#### [Exercise directions]
Transcribe the material word for word, but without the images.

#### [Working data]
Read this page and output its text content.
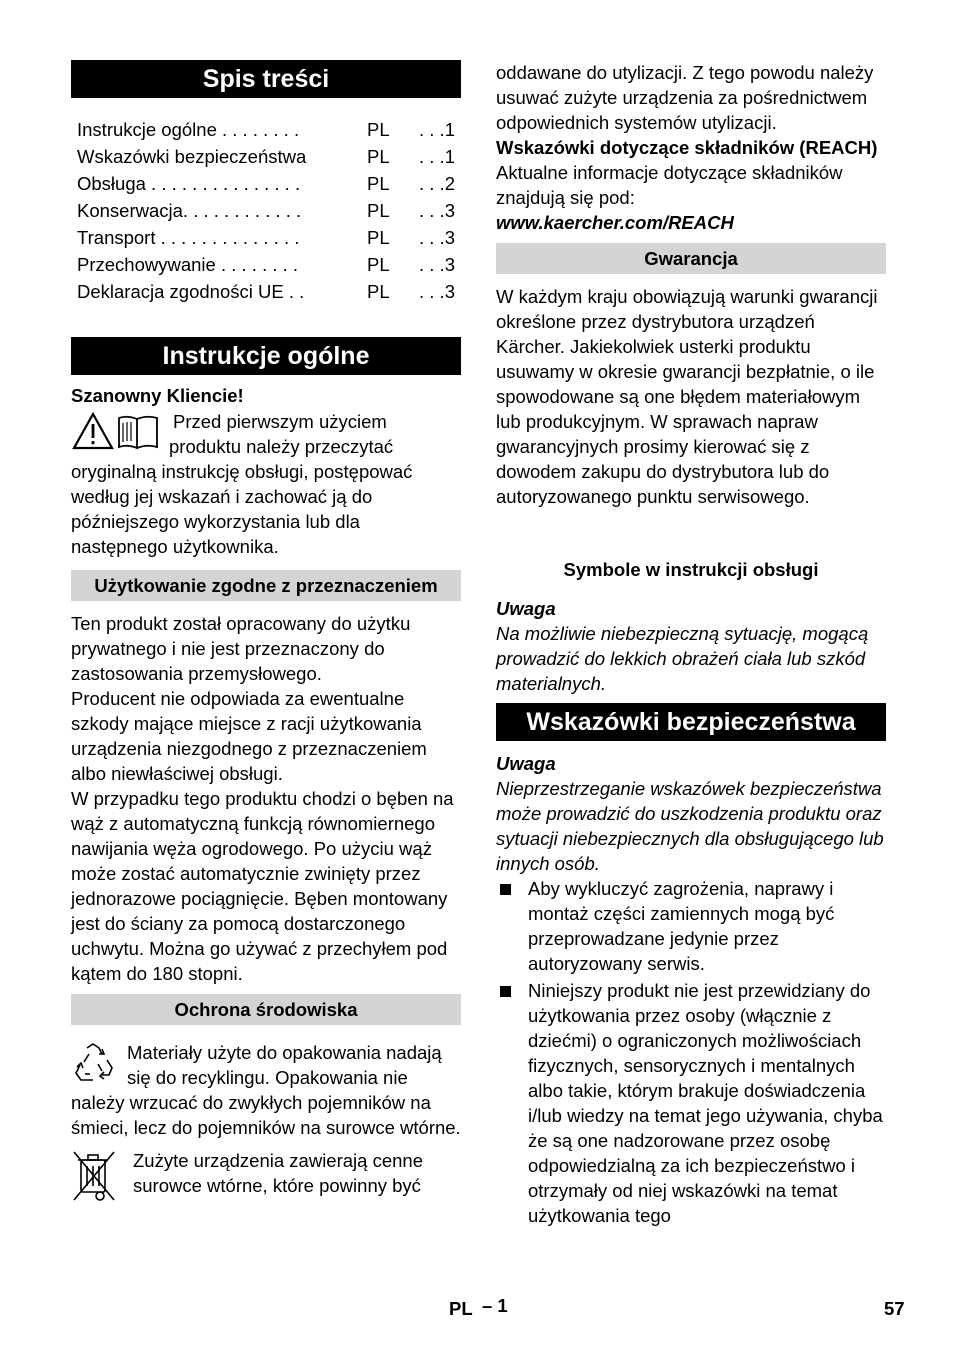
Spis treści
Instrukcje ogólne . . . . . . . .	PL	. . .1
Wskazówki bezpieczeństwa	PL	. . .1
Obsługa . . . . . . . . . . . . . . .	PL	. . .2
Konserwacja. . . . . . . . . . . .	PL	. . .3
Transport . . . . . . . . . . . . . .	PL	. . .3
Przechowywanie . . . . . . . .	PL	. . .3
Deklaracja zgodności UE . .	PL	. . .3
Instrukcje ogólne

Szanowny Kliencie!

Przed pierwszym użyciem produktu należy przeczytać oryginalną instrukcję obsługi, postępować według jej wskazań i zachować ją do późniejszego wykorzystania lub dla następnego użytkownika.

Użytkowanie zgodne z przeznaczeniem

Ten produkt został opracowany do użytku prywatnego i nie jest przeznaczony do zastosowania przemysłowego.

Producent nie odpowiada za ewentualne szkody mające miejsce z racji użytkowania urządzenia niezgodnego z przeznaczeniem albo niewłaściwej obsługi.

W przypadku tego produktu chodzi o bęben na wąż z automatyczną funkcją równomiernego nawijania węża ogrodowego. Po użyciu wąż może zostać automatycznie zwinięty przez jednorazowe pociągnięcie. Bęben montowany jest do ściany za pomocą dostarczonego uchwytu. Można go używać z przechyłem pod kątem do 180 stopni.

Ochrona środowiska

Materiały użyte do opakowania nadają się do recyklingu. Opakowania nie należy wrzucać do zwykłych pojemników na śmieci, lecz do pojemników na surowce wtórne.

Zużyte urządzenia zawierają cenne surowce wtórne, które powinny być

oddawane do utylizacji. Z tego powodu należy usuwać zużyte urządzenia za pośrednictwem odpowiednich systemów utylizacji.

Wskazówki dotyczące składników (REACH)

Aktualne informacje dotyczące składników znajdują się pod:

www.kaercher.com/REACH

Gwarancja

W każdym kraju obowiązują warunki gwarancji określone przez dystrybutora urządzeń Kärcher. Jakiekolwiek usterki produktu usuwamy w okresie gwarancji bezpłatnie, o ile spowodowane są one błędem materiałowym lub produkcyjnym. W sprawach napraw gwarancyjnych prosimy kierować się z dowodem zakupu do dystrybutora lub do autoryzowanego punktu serwisowego.

Symbole w instrukcji obsługi

Uwaga

Na możliwie niebezpieczną sytuację, mogącą prowadzić do lekkich obrażeń ciała lub szkód materialnych.

Wskazówki bezpieczeństwa

Uwaga

Nieprzestrzeganie wskazówek bezpieczeństwa może prowadzić do uszkodzenia produktu oraz sytuacji niebezpiecznych dla obsługującego lub innych osób.

Aby wykluczyć zagrożenia, naprawy i montaż części zamiennych mogą być przeprowadzane jedynie przez autoryzowany serwis.
Niniejszy produkt nie jest przewidziany do użytkowania przez osoby (włącznie z dziećmi) o ograniczonych możliwościach fizycznych, sensorycznych i mentalnych albo takie, którym brakuje doświadczenia i/lub wiedzy na temat jego używania, chyba że są one nadzorowane przez osobę odpowiedzialną za ich bezpieczeństwo i otrzymały od niej wskazówki na temat użytkowania tego
PL – 1	57
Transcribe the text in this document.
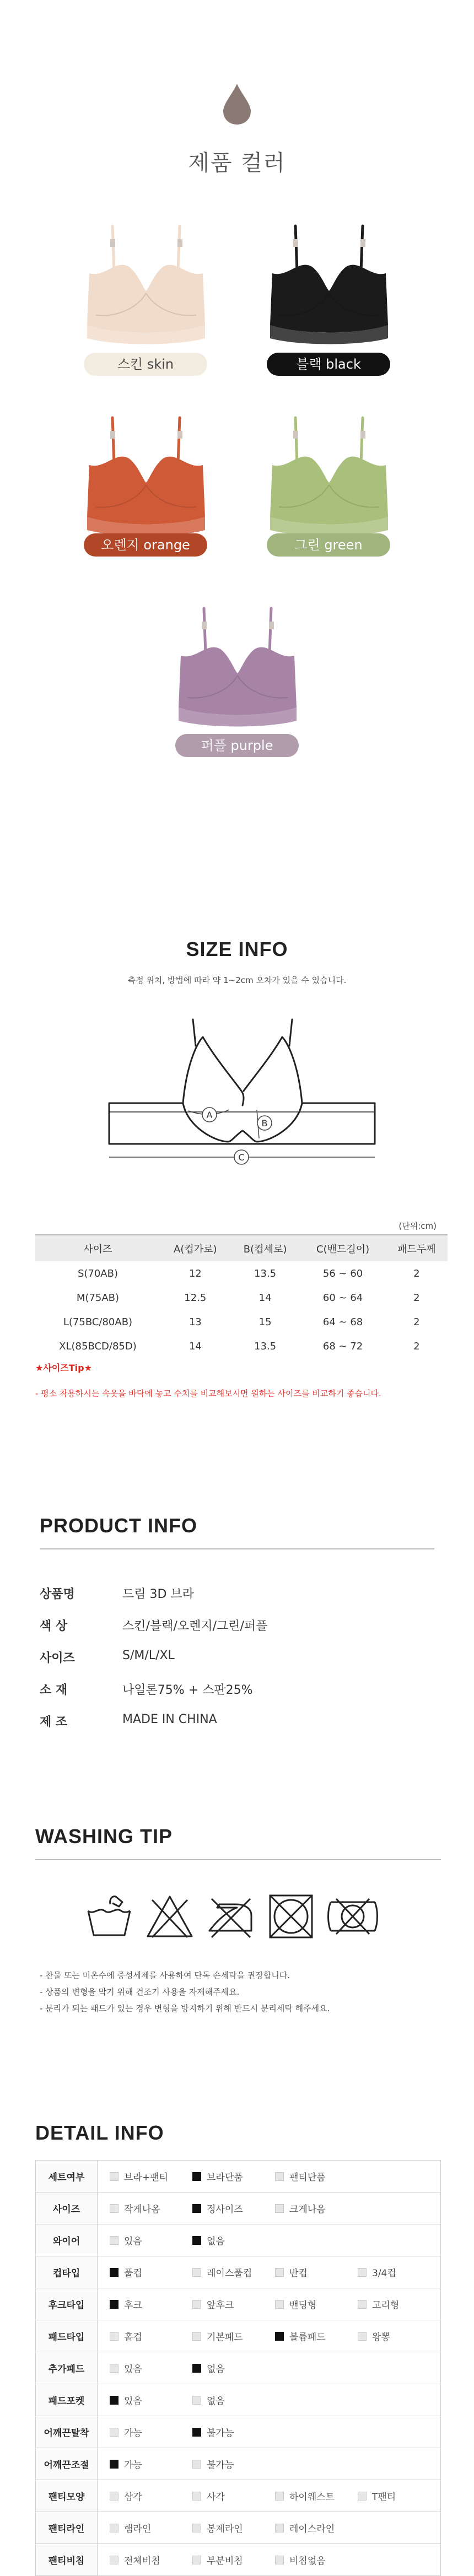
제품 컬러
스킨 skin	블랙 black
오렌지 orange	그린 green
퍼플 purple
SIZE INFO
측정 위치, 방법에 따라 약 1~2cm 오차가 있을 수 있습니다.
A
B
C
(단위:cm)
사이즈	A(컵가로)	B(컵세로)	C(밴드길이)	패드두께
S(70AB)	12	13.5	56 ~ 60	2
M(75AB)	12.5	14	60 ~ 64	2
L(75BC/80AB)	13	15	64 ~ 68	2
XL(85BCD/85D)	14	13.5	68 ~ 72	2
★사이즈Tip★
- 평소 착용하시는 속옷을 바닥에 놓고 수치를 비교해보시면 원하는 사이즈를 비교하기 좋습니다.
PRODUCT INFO
상품명	드림 3D 브라
색 상	스킨/블랙/오렌지/그린/퍼플
사이즈	S/M/L/XL
소 재	나일론75% + 스판25%
제 조	MADE IN CHINA
WASHING TIP
- 찬물 또는 미온수에 중성세제를 사용하여 단독 손세탁을 권장합니다.
- 상품의 변형을 막기 위해 건조기 사용을 자제해주세요.
- 분리가 되는 패드가 있는 경우 변형을 방지하기 위해 반드시 분리세탁 해주세요.
DETAIL INFO
세트여부	브라+팬티 브라단품 팬티단품

사이즈	작게나옴 정사이즈 크게나옴

와이어	있음 없음

컵타입	풀컵 레이스풀컵 반컵 3/4컵

후크타입	후크 앞후크 밴딩형 고리형

패드타입	홑겹 기본패드 볼륨패드 왕뽕

추가패드	있음 없음

패드포켓	있음 없음

어깨끈탈착	가능 불가능

어깨끈조절	가능 불가능

팬티모양	삼각 사각 하이웨스트 T팬티

팬티라인	햄라인 봉제라인 레이스라인

팬티비침	전체비침 부분비침 비침없음
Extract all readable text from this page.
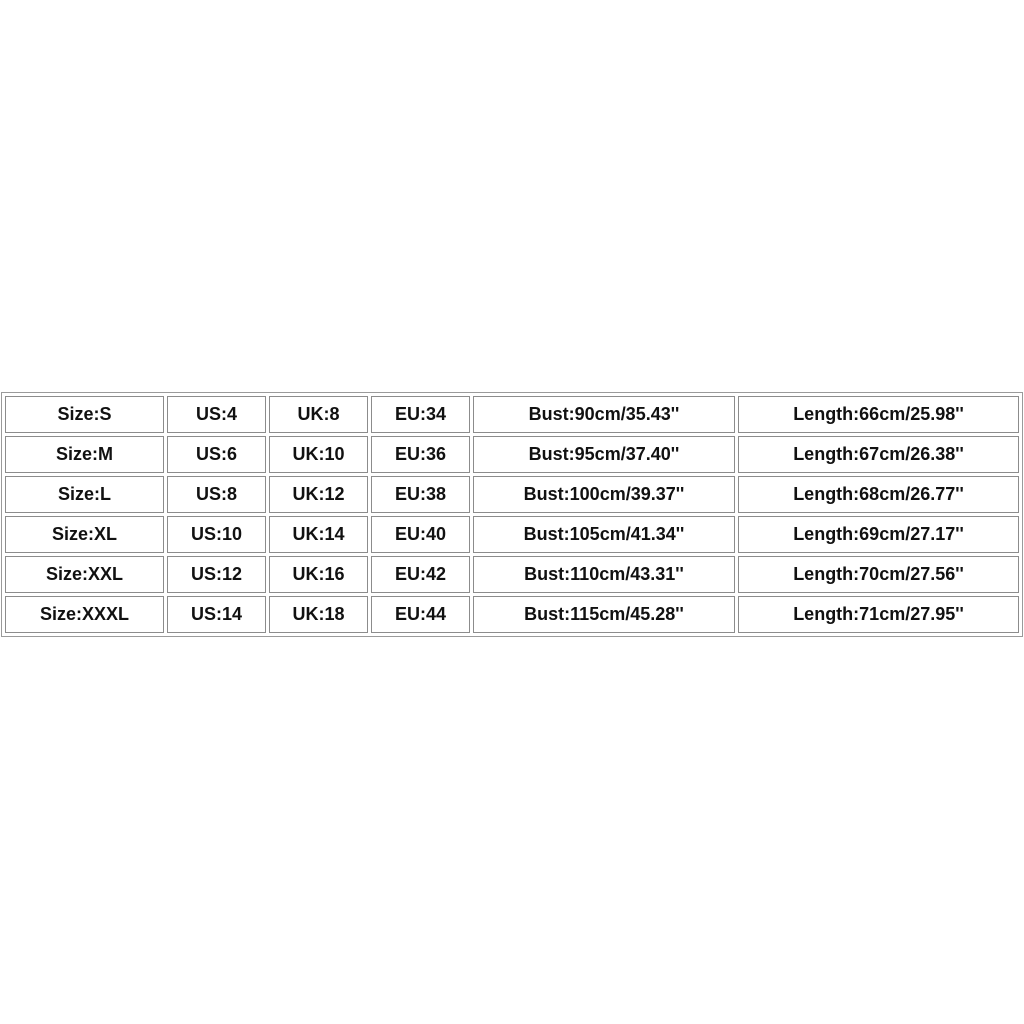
Size:S	US:4	UK:8	EU:34	Bust:90cm/35.43''	Length:66cm/25.98''
Size:M	US:6	UK:10	EU:36	Bust:95cm/37.40''	Length:67cm/26.38''
Size:L	US:8	UK:12	EU:38	Bust:100cm/39.37''	Length:68cm/26.77''
Size:XL	US:10	UK:14	EU:40	Bust:105cm/41.34''	Length:69cm/27.17''
Size:XXL	US:12	UK:16	EU:42	Bust:110cm/43.31''	Length:70cm/27.56''
Size:XXXL	US:14	UK:18	EU:44	Bust:115cm/45.28''	Length:71cm/27.95''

#### [Response]
Read this page and output its text content.
Spis treści
Instrukcje ogólne . . . . . . . .	PL	. . .1
Wskazówki bezpieczeństwa	PL	. . .1
Obsługa . . . . . . . . . . . . . . .	PL	. . .2
Konserwacja. . . . . . . . . . . .	PL	. . .3
Transport . . . . . . . . . . . . . .	PL	. . .3
Przechowywanie . . . . . . . .	PL	. . .3
Deklaracja zgodności UE . .	PL	. . .3
Instrukcje ogólne

Szanowny Kliencie!

Przed pierwszym użyciem produktu należy przeczytać oryginalną instrukcję obsługi, postępować według jej wskazań i zachować ją do późniejszego wykorzystania lub dla następnego użytkownika.

Użytkowanie zgodne z przeznaczeniem

Ten produkt został opracowany do użytku prywatnego i nie jest przeznaczony do zastosowania przemysłowego.

Producent nie odpowiada za ewentualne szkody mające miejsce z racji użytkowania urządzenia niezgodnego z przeznaczeniem albo niewłaściwej obsługi.

W przypadku tego produktu chodzi o bęben na wąż z automatyczną funkcją równomiernego nawijania węża ogrodowego. Po użyciu wąż może zostać automatycznie zwinięty przez jednorazowe pociągnięcie. Bęben montowany jest do ściany za pomocą dostarczonego uchwytu. Można go używać z przechyłem pod kątem do 180 stopni.

Ochrona środowiska

Materiały użyte do opakowania nadają się do recyklingu. Opakowania nie należy wrzucać do zwykłych pojemników na śmieci, lecz do pojemników na surowce wtórne.

Zużyte urządzenia zawierają cenne surowce wtórne, które powinny być

oddawane do utylizacji. Z tego powodu należy usuwać zużyte urządzenia za pośrednictwem odpowiednich systemów utylizacji.

Wskazówki dotyczące składników (REACH)

Aktualne informacje dotyczące składników znajdują się pod:

www.kaercher.com/REACH

Gwarancja

W każdym kraju obowiązują warunki gwarancji określone przez dystrybutora urządzeń Kärcher. Jakiekolwiek usterki produktu usuwamy w okresie gwarancji bezpłatnie, o ile spowodowane są one błędem materiałowym lub produkcyjnym. W sprawach napraw gwarancyjnych prosimy kierować się z dowodem zakupu do dystrybutora lub do autoryzowanego punktu serwisowego.

Symbole w instrukcji obsługi

Uwaga

Na możliwie niebezpieczną sytuację, mogącą prowadzić do lekkich obrażeń ciała lub szkód materialnych.

Wskazówki bezpieczeństwa

Uwaga

Nieprzestrzeganie wskazówek bezpieczeństwa może prowadzić do uszkodzenia produktu oraz sytuacji niebezpiecznych dla obsługującego lub innych osób.

Aby wykluczyć zagrożenia, naprawy i montaż części zamiennych mogą być przeprowadzane jedynie przez autoryzowany serwis.
Niniejszy produkt nie jest przewidziany do użytkowania przez osoby (włącznie z dziećmi) o ograniczonych możliwościach fizycznych, sensorycznych i mentalnych albo takie, którym brakuje doświadczenia i/lub wiedzy na temat jego używania, chyba że są one nadzorowane przez osobę odpowiedzialną za ich bezpieczeństwo i otrzymały od niej wskazówki na temat użytkowania tego
PL – 1	57
Transcribe the text in this document.
제품 컬러
스킨 skin	블랙 black
오렌지 orange	그린 green
퍼플 purple
SIZE INFO
측정 위치, 방법에 따라 약 1~2cm 오차가 있을 수 있습니다.
A
B
C
(단위:cm)
사이즈	A(컵가로)	B(컵세로)	C(밴드길이)	패드두께
S(70AB)	12	13.5	56 ~ 60	2
M(75AB)	12.5	14	60 ~ 64	2
L(75BC/80AB)	13	15	64 ~ 68	2
XL(85BCD/85D)	14	13.5	68 ~ 72	2
★사이즈Tip★
- 평소 착용하시는 속옷을 바닥에 놓고 수치를 비교해보시면 원하는 사이즈를 비교하기 좋습니다.
PRODUCT INFO
상품명	드림 3D 브라
색 상	스킨/블랙/오렌지/그린/퍼플
사이즈	S/M/L/XL
소 재	나일론75% + 스판25%
제 조	MADE IN CHINA
WASHING TIP
- 찬물 또는 미온수에 중성세제를 사용하여 단독 손세탁을 권장합니다.
- 상품의 변형을 막기 위해 건조기 사용을 자제해주세요.
- 분리가 되는 패드가 있는 경우 변형을 방지하기 위해 반드시 분리세탁 해주세요.
DETAIL INFO
세트여부	브라+팬티 브라단품 팬티단품

사이즈	작게나옴 정사이즈 크게나옴

와이어	있음 없음

컵타입	풀컵 레이스풀컵 반컵 3/4컵

후크타입	후크 앞후크 밴딩형 고리형

패드타입	홑겹 기본패드 볼륨패드 왕뽕

추가패드	있음 없음

패드포켓	있음 없음

어깨끈탈착	가능 불가능

어깨끈조절	가능 불가능

팬티모양	삼각 사각 하이웨스트 T팬티

팬티라인	햄라인 봉제라인 레이스라인

팬티비침	전체비침 부분비침 비침없음
Extract all readable text from this page.
Size:S	US:4	UK:8	EU:34	Bust:90cm/35.43''	Length:66cm/25.98''
Size:M	US:6	UK:10	EU:36	Bust:95cm/37.40''	Length:67cm/26.38''
Size:L	US:8	UK:12	EU:38	Bust:100cm/39.37''	Length:68cm/26.77''
Size:XL	US:10	UK:14	EU:40	Bust:105cm/41.34''	Length:69cm/27.17''
Size:XXL	US:12	UK:16	EU:42	Bust:110cm/43.31''	Length:70cm/27.56''
Size:XXXL	US:14	UK:18	EU:44	Bust:115cm/45.28''	Length:71cm/27.95''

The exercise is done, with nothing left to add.